Prompt: Please reproduce every record, keeping each one exactly as written.
━━━ Provided entries ━━━
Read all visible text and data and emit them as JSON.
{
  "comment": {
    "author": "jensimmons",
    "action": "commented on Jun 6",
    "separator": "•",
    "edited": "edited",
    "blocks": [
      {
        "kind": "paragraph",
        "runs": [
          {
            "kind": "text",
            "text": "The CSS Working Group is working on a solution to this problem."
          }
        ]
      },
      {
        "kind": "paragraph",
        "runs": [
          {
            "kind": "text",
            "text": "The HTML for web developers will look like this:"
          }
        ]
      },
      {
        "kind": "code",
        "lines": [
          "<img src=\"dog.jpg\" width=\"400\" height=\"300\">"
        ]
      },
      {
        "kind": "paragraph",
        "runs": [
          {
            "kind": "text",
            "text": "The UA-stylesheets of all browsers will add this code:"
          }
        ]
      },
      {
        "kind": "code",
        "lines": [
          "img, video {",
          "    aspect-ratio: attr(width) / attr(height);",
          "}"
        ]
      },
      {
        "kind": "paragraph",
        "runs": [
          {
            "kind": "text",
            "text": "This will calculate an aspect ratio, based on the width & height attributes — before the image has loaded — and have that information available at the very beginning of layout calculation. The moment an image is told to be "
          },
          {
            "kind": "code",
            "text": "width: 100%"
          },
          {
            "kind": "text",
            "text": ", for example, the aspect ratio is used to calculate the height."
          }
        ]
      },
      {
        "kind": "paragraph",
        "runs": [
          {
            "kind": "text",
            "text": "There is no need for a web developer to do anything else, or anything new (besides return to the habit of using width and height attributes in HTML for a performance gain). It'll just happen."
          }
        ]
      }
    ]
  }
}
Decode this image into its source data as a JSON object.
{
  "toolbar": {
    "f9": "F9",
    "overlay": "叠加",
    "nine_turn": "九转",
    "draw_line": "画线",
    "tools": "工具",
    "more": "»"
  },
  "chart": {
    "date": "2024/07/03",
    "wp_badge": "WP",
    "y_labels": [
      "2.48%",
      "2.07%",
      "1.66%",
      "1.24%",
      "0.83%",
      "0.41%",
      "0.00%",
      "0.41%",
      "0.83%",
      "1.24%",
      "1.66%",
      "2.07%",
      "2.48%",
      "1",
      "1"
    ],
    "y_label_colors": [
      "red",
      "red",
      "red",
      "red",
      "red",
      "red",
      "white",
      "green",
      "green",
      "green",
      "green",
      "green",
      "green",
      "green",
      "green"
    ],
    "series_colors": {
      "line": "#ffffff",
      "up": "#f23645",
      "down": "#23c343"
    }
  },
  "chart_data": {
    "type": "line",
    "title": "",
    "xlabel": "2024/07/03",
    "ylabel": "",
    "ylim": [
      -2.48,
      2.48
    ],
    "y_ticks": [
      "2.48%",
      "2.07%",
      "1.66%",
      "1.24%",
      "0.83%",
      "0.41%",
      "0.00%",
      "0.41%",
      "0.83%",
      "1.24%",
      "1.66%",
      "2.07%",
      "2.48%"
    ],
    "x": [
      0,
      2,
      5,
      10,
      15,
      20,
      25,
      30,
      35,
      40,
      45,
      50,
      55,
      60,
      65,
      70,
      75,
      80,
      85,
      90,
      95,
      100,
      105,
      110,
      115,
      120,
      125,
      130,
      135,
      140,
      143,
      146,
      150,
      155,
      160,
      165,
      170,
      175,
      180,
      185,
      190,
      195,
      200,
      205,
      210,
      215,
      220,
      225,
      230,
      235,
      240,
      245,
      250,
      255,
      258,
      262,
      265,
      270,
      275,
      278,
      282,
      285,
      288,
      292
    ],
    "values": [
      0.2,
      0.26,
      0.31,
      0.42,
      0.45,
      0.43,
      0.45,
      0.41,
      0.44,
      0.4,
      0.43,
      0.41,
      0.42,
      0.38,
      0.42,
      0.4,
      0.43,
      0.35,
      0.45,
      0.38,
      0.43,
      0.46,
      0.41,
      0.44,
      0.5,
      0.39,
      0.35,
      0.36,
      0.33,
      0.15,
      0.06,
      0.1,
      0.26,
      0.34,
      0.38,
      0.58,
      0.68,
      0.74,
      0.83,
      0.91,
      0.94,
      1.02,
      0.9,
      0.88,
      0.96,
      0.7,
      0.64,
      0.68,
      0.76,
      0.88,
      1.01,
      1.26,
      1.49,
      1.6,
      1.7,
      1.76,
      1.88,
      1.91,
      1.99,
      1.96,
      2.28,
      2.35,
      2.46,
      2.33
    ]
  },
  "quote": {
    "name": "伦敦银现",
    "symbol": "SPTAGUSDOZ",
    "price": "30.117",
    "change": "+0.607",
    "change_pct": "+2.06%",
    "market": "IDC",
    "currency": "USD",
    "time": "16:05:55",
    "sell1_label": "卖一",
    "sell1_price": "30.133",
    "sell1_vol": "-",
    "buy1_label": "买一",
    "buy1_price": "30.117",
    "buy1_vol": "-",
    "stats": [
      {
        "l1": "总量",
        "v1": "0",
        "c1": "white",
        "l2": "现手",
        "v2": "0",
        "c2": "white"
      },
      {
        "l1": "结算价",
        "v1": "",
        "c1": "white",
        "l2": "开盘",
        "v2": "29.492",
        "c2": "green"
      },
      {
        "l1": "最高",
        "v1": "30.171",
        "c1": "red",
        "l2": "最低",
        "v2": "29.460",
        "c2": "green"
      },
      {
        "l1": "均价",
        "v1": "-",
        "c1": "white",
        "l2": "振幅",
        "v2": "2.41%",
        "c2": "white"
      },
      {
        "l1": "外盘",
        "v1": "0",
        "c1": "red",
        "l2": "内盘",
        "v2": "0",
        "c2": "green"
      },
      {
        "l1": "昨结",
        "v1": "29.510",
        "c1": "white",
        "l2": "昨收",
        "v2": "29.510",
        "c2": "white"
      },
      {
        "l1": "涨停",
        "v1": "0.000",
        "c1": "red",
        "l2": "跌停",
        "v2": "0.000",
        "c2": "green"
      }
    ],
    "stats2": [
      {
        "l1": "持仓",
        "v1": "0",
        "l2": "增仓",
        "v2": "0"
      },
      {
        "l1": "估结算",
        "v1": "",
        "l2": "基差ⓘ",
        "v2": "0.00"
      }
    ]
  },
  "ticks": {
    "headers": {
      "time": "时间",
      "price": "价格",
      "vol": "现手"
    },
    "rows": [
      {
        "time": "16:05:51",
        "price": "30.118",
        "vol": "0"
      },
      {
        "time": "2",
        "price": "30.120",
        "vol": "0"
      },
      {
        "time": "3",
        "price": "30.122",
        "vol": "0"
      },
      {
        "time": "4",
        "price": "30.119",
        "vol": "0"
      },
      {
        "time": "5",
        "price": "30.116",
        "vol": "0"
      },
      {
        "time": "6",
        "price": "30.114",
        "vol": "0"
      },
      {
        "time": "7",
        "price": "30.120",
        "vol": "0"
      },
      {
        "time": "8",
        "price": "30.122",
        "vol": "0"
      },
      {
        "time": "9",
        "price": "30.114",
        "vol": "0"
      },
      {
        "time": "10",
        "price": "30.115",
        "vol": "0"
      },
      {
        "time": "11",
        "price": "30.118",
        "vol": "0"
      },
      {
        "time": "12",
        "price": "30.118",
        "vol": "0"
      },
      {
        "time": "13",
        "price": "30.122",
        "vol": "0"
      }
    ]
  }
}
━━━
Task response:
Read all visible text and data and emit them as JSON.
{
  "comment": {
    "author": "jensimmons",
    "action": "commented on Jun 6",
    "separator": "•",
    "edited": "edited",
    "blocks": [
      {
        "kind": "paragraph",
        "runs": [
          {
            "kind": "text",
            "text": "The CSS Working Group is working on a solution to this problem."
          }
        ]
      },
      {
        "kind": "paragraph",
        "runs": [
          {
            "kind": "text",
            "text": "The HTML for web developers will look like this:"
          }
        ]
      },
      {
        "kind": "code",
        "lines": [
          "<img src=\"dog.jpg\" width=\"400\" height=\"300\">"
        ]
      },
      {
        "kind": "paragraph",
        "runs": [
          {
            "kind": "text",
            "text": "The UA-stylesheets of all browsers will add this code:"
          }
        ]
      },
      {
        "kind": "code",
        "lines": [
          "img, video {",
          "    aspect-ratio: attr(width) / attr(height);",
          "}"
        ]
      },
      {
        "kind": "paragraph",
        "runs": [
          {
            "kind": "text",
            "text": "This will calculate an aspect ratio, based on the width & height attributes — before the image has loaded — and have that information available at the very beginning of layout calculation. The moment an image is told to be "
          },
          {
            "kind": "code",
            "text": "width: 100%"
          },
          {
            "kind": "text",
            "text": ", for example, the aspect ratio is used to calculate the height."
          }
        ]
      },
      {
        "kind": "paragraph",
        "runs": [
          {
            "kind": "text",
            "text": "There is no need for a web developer to do anything else, or anything new (besides return to the habit of using width and height attributes in HTML for a performance gain). It'll just happen."
          }
        ]
      }
    ]
  }
}
Decode this image into its source data as a JSON object.
{
  "toolbar": {
    "f9": "F9",
    "overlay": "叠加",
    "nine_turn": "九转",
    "draw_line": "画线",
    "tools": "工具",
    "more": "»"
  },
  "chart": {
    "date": "2024/07/03",
    "wp_badge": "WP",
    "y_labels": [
      "2.48%",
      "2.07%",
      "1.66%",
      "1.24%",
      "0.83%",
      "0.41%",
      "0.00%",
      "0.41%",
      "0.83%",
      "1.24%",
      "1.66%",
      "2.07%",
      "2.48%",
      "1",
      "1"
    ],
    "y_label_colors": [
      "red",
      "red",
      "red",
      "red",
      "red",
      "red",
      "white",
      "green",
      "green",
      "green",
      "green",
      "green",
      "green",
      "green",
      "green"
    ],
    "series_colors": {
      "line": "#ffffff",
      "up": "#f23645",
      "down": "#23c343"
    }
  },
  "chart_data": {
    "type": "line",
    "title": "",
    "xlabel": "2024/07/03",
    "ylabel": "",
    "ylim": [
      -2.48,
      2.48
    ],
    "y_ticks": [
      "2.48%",
      "2.07%",
      "1.66%",
      "1.24%",
      "0.83%",
      "0.41%",
      "0.00%",
      "0.41%",
      "0.83%",
      "1.24%",
      "1.66%",
      "2.07%",
      "2.48%"
    ],
    "x": [
      0,
      2,
      5,
      10,
      15,
      20,
      25,
      30,
      35,
      40,
      45,
      50,
      55,
      60,
      65,
      70,
      75,
      80,
      85,
      90,
      95,
      100,
      105,
      110,
      115,
      120,
      125,
      130,
      135,
      140,
      143,
      146,
      150,
      155,
      160,
      165,
      170,
      175,
      180,
      185,
      190,
      195,
      200,
      205,
      210,
      215,
      220,
      225,
      230,
      235,
      240,
      245,
      250,
      255,
      258,
      262,
      265,
      270,
      275,
      278,
      282,
      285,
      288,
      292
    ],
    "values": [
      0.2,
      0.26,
      0.31,
      0.42,
      0.45,
      0.43,
      0.45,
      0.41,
      0.44,
      0.4,
      0.43,
      0.41,
      0.42,
      0.38,
      0.42,
      0.4,
      0.43,
      0.35,
      0.45,
      0.38,
      0.43,
      0.46,
      0.41,
      0.44,
      0.5,
      0.39,
      0.35,
      0.36,
      0.33,
      0.15,
      0.06,
      0.1,
      0.26,
      0.34,
      0.38,
      0.58,
      0.68,
      0.74,
      0.83,
      0.91,
      0.94,
      1.02,
      0.9,
      0.88,
      0.96,
      0.7,
      0.64,
      0.68,
      0.76,
      0.88,
      1.01,
      1.26,
      1.49,
      1.6,
      1.7,
      1.76,
      1.88,
      1.91,
      1.99,
      1.96,
      2.28,
      2.35,
      2.46,
      2.33
    ]
  },
  "quote": {
    "name": "伦敦银现",
    "symbol": "SPTAGUSDOZ",
    "price": "30.117",
    "change": "+0.607",
    "change_pct": "+2.06%",
    "market": "IDC",
    "currency": "USD",
    "time": "16:05:55",
    "sell1_label": "卖一",
    "sell1_price": "30.133",
    "sell1_vol": "-",
    "buy1_label": "买一",
    "buy1_price": "30.117",
    "buy1_vol": "-",
    "stats": [
      {
        "l1": "总量",
        "v1": "0",
        "c1": "white",
        "l2": "现手",
        "v2": "0",
        "c2": "white"
      },
      {
        "l1": "结算价",
        "v1": "",
        "c1": "white",
        "l2": "开盘",
        "v2": "29.492",
        "c2": "green"
      },
      {
        "l1": "最高",
        "v1": "30.171",
        "c1": "red",
        "l2": "最低",
        "v2": "29.460",
        "c2": "green"
      },
      {
        "l1": "均价",
        "v1": "-",
        "c1": "white",
        "l2": "振幅",
        "v2": "2.41%",
        "c2": "white"
      },
      {
        "l1": "外盘",
        "v1": "0",
        "c1": "red",
        "l2": "内盘",
        "v2": "0",
        "c2": "green"
      },
      {
        "l1": "昨结",
        "v1": "29.510",
        "c1": "white",
        "l2": "昨收",
        "v2": "29.510",
        "c2": "white"
      },
      {
        "l1": "涨停",
        "v1": "0.000",
        "c1": "red",
        "l2": "跌停",
        "v2": "0.000",
        "c2": "green"
      }
    ],
    "stats2": [
      {
        "l1": "持仓",
        "v1": "0",
        "l2": "增仓",
        "v2": "0"
      },
      {
        "l1": "估结算",
        "v1": "",
        "l2": "基差ⓘ",
        "v2": "0.00"
      }
    ]
  },
  "ticks": {
    "headers": {
      "time": "时间",
      "price": "价格",
      "vol": "现手"
    },
    "rows": [
      {
        "time": "16:05:51",
        "price": "30.118",
        "vol": "0"
      },
      {
        "time": "2",
        "price": "30.120",
        "vol": "0"
      },
      {
        "time": "3",
        "price": "30.122",
        "vol": "0"
      },
      {
        "time": "4",
        "price": "30.119",
        "vol": "0"
      },
      {
        "time": "5",
        "price": "30.116",
        "vol": "0"
      },
      {
        "time": "6",
        "price": "30.114",
        "vol": "0"
      },
      {
        "time": "7",
        "price": "30.120",
        "vol": "0"
      },
      {
        "time": "8",
        "price": "30.122",
        "vol": "0"
      },
      {
        "time": "9",
        "price": "30.114",
        "vol": "0"
      },
      {
        "time": "10",
        "price": "30.115",
        "vol": "0"
      },
      {
        "time": "11",
        "price": "30.118",
        "vol": "0"
      },
      {
        "time": "12",
        "price": "30.118",
        "vol": "0"
      },
      {
        "time": "13",
        "price": "30.122",
        "vol": "0"
      }
    ]
  }
}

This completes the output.